WHAT IS EXPECTED:
Produce a verbatim transcription of the entries, with all pictures omitted.

EXERCISE DATA: Begin

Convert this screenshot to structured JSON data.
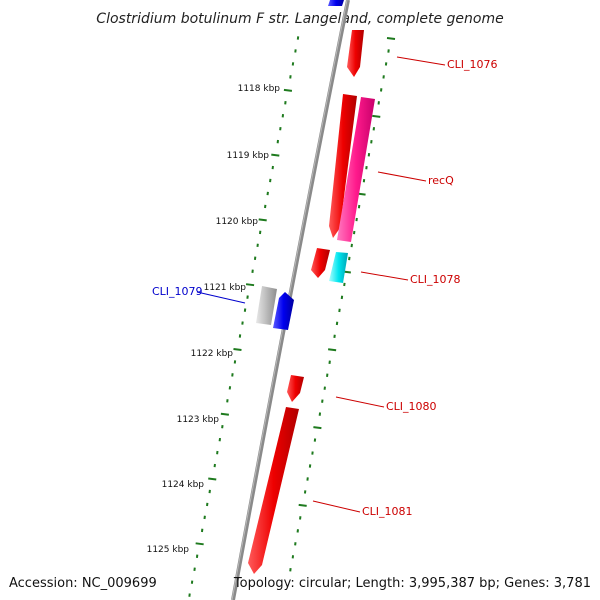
{
  "title": "Clostridium botulinum F str. Langeland, complete genome",
  "footer": {
    "accession": "Accession: NC_009699",
    "summary": "Topology: circular; Length: 3,995,387 bp; Genes: 3,781"
  },
  "ticks": [
    "1118 kbp",
    "1119 kbp",
    "1120 kbp",
    "1121 kbp",
    "1122 kbp",
    "1123 kbp",
    "1124 kbp",
    "1125 kbp"
  ],
  "gene_labels": [
    {
      "name": "CLI_1076",
      "color": "#cc0000"
    },
    {
      "name": "recQ",
      "color": "#cc0000"
    },
    {
      "name": "CLI_1078",
      "color": "#cc0000"
    },
    {
      "name": "CLI_1079",
      "color": "#0000cc"
    },
    {
      "name": "CLI_1080",
      "color": "#cc0000"
    },
    {
      "name": "CLI_1081",
      "color": "#cc0000"
    }
  ],
  "colors": {
    "backbone": "#8a8a8a",
    "ticks": "#1e7a1e",
    "forward_gene": "#ee0000",
    "recQ_gene": "#ff1a8c",
    "cyan_gene": "#00e5ee",
    "reverse_gene": "#0000ee",
    "gray_gene": "#bbbbbb"
  }
}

EXERCISE DATA: End

WRITTEN RESPONSE:
Convert this screenshot to structured JSON data.
{
  "title": "Clostridium botulinum F str. Langeland, complete genome",
  "footer": {
    "accession": "Accession: NC_009699",
    "summary": "Topology: circular; Length: 3,995,387 bp; Genes: 3,781"
  },
  "ticks": [
    "1118 kbp",
    "1119 kbp",
    "1120 kbp",
    "1121 kbp",
    "1122 kbp",
    "1123 kbp",
    "1124 kbp",
    "1125 kbp"
  ],
  "gene_labels": [
    {
      "name": "CLI_1076",
      "color": "#cc0000"
    },
    {
      "name": "recQ",
      "color": "#cc0000"
    },
    {
      "name": "CLI_1078",
      "color": "#cc0000"
    },
    {
      "name": "CLI_1079",
      "color": "#0000cc"
    },
    {
      "name": "CLI_1080",
      "color": "#cc0000"
    },
    {
      "name": "CLI_1081",
      "color": "#cc0000"
    }
  ],
  "colors": {
    "backbone": "#8a8a8a",
    "ticks": "#1e7a1e",
    "forward_gene": "#ee0000",
    "recQ_gene": "#ff1a8c",
    "cyan_gene": "#00e5ee",
    "reverse_gene": "#0000ee",
    "gray_gene": "#bbbbbb"
  }
}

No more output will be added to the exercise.